> **DIRECTIVE**: Gather all lines in the data that hold the string "name".

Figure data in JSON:
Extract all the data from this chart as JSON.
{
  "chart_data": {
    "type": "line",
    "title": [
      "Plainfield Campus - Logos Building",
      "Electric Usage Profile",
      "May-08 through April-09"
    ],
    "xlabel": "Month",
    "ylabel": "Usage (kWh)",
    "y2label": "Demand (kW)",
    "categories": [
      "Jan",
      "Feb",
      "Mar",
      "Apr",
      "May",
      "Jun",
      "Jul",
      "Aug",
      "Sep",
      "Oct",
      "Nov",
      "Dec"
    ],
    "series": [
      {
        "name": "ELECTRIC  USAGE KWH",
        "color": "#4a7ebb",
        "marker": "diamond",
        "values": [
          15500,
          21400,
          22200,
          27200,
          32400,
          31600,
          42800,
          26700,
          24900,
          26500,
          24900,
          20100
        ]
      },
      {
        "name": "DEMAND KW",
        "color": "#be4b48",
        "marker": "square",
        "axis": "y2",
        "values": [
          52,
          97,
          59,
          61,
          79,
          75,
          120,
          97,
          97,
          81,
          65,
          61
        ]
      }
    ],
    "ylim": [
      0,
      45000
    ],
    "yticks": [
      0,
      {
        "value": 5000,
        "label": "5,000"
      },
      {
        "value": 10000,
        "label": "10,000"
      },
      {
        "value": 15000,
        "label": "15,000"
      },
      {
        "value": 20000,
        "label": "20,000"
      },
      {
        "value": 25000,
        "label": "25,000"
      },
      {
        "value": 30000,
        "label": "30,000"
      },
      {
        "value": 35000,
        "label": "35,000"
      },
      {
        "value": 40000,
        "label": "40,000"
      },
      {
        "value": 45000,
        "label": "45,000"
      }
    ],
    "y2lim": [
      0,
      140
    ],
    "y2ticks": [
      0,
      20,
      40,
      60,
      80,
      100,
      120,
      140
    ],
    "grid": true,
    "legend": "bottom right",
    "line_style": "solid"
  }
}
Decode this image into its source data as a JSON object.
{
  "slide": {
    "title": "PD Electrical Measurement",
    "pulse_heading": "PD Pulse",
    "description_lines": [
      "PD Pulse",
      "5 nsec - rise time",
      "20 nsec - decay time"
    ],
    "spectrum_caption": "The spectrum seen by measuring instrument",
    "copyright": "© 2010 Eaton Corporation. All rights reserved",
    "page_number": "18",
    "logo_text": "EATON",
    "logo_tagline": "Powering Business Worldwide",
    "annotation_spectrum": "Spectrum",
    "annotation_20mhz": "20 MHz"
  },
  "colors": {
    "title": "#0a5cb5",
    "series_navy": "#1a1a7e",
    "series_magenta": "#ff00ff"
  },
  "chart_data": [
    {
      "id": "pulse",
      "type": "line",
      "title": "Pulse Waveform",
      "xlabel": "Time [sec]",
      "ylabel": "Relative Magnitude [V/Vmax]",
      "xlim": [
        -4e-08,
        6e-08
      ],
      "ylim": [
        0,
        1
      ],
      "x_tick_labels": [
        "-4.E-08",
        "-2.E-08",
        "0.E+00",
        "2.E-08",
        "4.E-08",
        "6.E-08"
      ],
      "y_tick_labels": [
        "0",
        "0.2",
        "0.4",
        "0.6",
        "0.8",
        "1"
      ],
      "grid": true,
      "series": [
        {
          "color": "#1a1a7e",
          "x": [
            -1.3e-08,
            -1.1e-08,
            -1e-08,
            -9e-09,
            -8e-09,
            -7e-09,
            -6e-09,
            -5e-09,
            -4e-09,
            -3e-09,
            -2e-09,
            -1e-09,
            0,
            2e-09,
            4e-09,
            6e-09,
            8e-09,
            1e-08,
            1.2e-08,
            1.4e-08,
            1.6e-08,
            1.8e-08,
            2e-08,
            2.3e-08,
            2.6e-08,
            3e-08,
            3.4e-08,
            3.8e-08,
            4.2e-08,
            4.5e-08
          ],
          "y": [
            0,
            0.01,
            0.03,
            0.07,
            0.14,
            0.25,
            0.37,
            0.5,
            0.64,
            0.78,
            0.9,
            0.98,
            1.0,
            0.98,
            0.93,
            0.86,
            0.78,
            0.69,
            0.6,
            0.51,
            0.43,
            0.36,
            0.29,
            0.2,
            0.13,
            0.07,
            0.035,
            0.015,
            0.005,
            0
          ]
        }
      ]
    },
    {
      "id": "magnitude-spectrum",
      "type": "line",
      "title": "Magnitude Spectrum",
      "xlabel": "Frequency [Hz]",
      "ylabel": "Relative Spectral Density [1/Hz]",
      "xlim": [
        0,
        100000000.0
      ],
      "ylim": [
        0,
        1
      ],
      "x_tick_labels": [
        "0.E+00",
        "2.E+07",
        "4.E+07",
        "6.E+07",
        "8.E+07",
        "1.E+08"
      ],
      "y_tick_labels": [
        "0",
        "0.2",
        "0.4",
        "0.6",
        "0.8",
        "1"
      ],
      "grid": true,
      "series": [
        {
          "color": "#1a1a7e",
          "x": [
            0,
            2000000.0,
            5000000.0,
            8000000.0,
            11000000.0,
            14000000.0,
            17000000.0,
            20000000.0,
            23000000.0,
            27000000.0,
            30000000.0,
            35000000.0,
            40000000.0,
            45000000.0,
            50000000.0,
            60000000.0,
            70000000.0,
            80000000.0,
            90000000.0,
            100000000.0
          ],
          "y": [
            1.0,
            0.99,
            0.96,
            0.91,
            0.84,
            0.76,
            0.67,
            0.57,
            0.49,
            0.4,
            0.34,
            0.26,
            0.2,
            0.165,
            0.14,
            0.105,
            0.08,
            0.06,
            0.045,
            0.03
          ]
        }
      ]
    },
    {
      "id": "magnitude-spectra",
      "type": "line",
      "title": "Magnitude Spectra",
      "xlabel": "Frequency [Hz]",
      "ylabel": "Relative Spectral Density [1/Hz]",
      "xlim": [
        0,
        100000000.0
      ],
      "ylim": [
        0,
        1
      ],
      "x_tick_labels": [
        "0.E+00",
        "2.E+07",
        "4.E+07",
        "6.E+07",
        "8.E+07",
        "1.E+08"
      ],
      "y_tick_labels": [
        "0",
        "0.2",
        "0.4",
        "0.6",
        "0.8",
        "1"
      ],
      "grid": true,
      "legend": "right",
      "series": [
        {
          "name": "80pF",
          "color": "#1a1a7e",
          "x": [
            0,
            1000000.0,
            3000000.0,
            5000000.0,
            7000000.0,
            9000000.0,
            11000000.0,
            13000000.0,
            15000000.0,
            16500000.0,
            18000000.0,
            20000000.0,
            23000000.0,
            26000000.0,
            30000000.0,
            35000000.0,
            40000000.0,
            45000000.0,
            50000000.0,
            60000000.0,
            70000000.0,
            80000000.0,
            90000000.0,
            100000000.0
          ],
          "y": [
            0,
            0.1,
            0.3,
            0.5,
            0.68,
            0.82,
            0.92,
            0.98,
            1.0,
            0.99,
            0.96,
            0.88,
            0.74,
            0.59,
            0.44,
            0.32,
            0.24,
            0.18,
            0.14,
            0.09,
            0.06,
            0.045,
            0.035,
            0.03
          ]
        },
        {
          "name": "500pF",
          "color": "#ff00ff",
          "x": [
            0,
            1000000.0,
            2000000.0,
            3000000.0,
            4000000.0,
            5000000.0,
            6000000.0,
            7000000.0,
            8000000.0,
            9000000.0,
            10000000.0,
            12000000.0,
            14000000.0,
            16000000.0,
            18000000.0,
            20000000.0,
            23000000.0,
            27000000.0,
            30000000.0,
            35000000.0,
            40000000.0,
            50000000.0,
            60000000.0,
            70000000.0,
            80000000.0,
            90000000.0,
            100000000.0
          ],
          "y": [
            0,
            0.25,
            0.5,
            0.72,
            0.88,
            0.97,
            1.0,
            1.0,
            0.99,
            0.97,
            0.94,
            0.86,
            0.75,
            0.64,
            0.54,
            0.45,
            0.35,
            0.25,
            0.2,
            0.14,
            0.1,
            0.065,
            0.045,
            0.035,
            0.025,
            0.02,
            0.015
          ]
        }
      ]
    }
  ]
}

> **TASK SOLUTION**:
        "name": "ELECTRIC  USAGE KWH",
        "name": "DEMAND KW",
          "name": "80pF",
          "name": "500pF",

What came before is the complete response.